◆ **Exercise aim**
Every record must be repeated exactly; omit any pictures they contain.

[Collected data entries]
▬▬▬▬▬▬

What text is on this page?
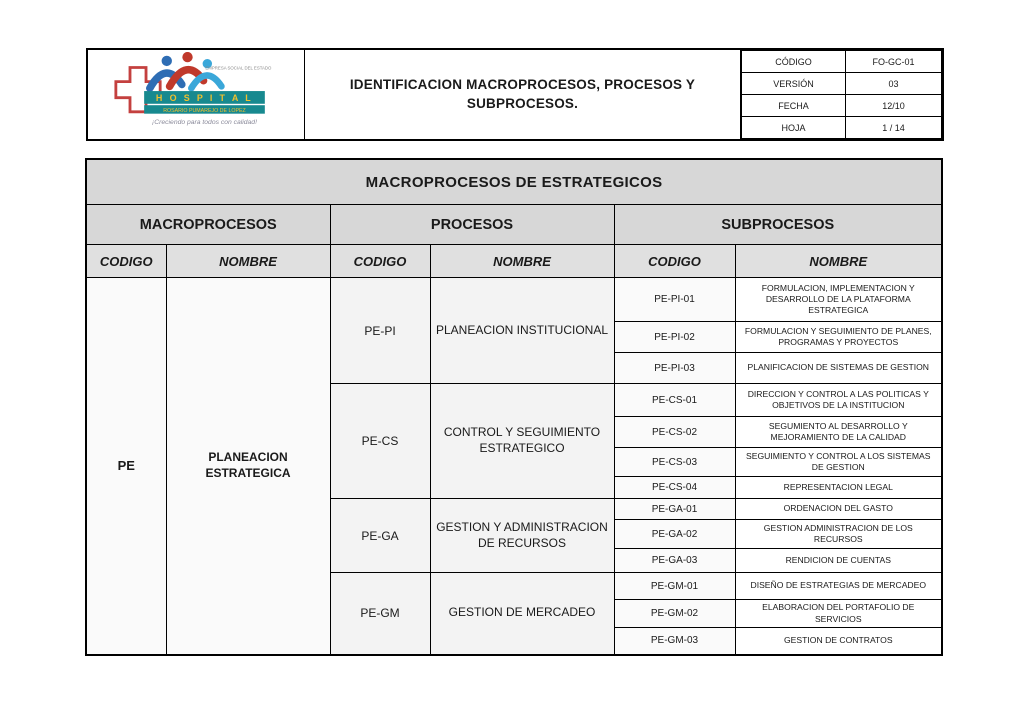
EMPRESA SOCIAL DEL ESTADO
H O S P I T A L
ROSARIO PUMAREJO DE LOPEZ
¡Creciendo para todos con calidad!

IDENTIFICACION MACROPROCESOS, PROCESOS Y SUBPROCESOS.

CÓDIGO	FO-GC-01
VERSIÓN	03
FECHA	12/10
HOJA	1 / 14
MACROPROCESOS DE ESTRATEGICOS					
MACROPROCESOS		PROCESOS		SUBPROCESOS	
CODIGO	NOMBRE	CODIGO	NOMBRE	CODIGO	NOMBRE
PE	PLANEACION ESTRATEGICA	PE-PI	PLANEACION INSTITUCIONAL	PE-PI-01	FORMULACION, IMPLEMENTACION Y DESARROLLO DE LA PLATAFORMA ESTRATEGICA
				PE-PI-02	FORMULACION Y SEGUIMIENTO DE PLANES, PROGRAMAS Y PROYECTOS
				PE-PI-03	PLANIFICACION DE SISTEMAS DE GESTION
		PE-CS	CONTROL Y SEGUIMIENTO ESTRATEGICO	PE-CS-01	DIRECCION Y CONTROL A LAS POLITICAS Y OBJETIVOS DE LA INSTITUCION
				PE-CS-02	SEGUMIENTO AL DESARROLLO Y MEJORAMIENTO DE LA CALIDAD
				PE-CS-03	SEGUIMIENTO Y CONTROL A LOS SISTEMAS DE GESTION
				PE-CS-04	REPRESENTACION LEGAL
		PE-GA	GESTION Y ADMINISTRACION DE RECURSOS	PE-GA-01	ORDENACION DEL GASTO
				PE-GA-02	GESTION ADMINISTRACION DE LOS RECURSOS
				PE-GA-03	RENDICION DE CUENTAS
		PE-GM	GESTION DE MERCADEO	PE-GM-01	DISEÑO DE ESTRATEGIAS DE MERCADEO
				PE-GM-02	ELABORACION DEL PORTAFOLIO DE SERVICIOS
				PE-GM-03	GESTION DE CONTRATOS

▬▬▬▬▬▬

◆ **Exercise result**
What text is on this page?
EMPRESA SOCIAL DEL ESTADO
H O S P I T A L
ROSARIO PUMAREJO DE LOPEZ
¡Creciendo para todos con calidad!

IDENTIFICACION MACROPROCESOS, PROCESOS Y SUBPROCESOS.

CÓDIGO	FO-GC-01
VERSIÓN	03
FECHA	12/10
HOJA	1 / 14
MACROPROCESOS DE ESTRATEGICOS					
MACROPROCESOS		PROCESOS		SUBPROCESOS	
CODIGO	NOMBRE	CODIGO	NOMBRE	CODIGO	NOMBRE
PE	PLANEACION ESTRATEGICA	PE-PI	PLANEACION INSTITUCIONAL	PE-PI-01	FORMULACION, IMPLEMENTACION Y DESARROLLO DE LA PLATAFORMA ESTRATEGICA
				PE-PI-02	FORMULACION Y SEGUIMIENTO DE PLANES, PROGRAMAS Y PROYECTOS
				PE-PI-03	PLANIFICACION DE SISTEMAS DE GESTION
		PE-CS	CONTROL Y SEGUIMIENTO ESTRATEGICO	PE-CS-01	DIRECCION Y CONTROL A LAS POLITICAS Y OBJETIVOS DE LA INSTITUCION
				PE-CS-02	SEGUMIENTO AL DESARROLLO Y MEJORAMIENTO DE LA CALIDAD
				PE-CS-03	SEGUIMIENTO Y CONTROL A LOS SISTEMAS DE GESTION
				PE-CS-04	REPRESENTACION LEGAL
		PE-GA	GESTION Y ADMINISTRACION DE RECURSOS	PE-GA-01	ORDENACION DEL GASTO
				PE-GA-02	GESTION ADMINISTRACION DE LOS RECURSOS
				PE-GA-03	RENDICION DE CUENTAS
		PE-GM	GESTION DE MERCADEO	PE-GM-01	DISEÑO DE ESTRATEGIAS DE MERCADEO
				PE-GM-02	ELABORACION DEL PORTAFOLIO DE SERVICIOS
				PE-GM-03	GESTION DE CONTRATOS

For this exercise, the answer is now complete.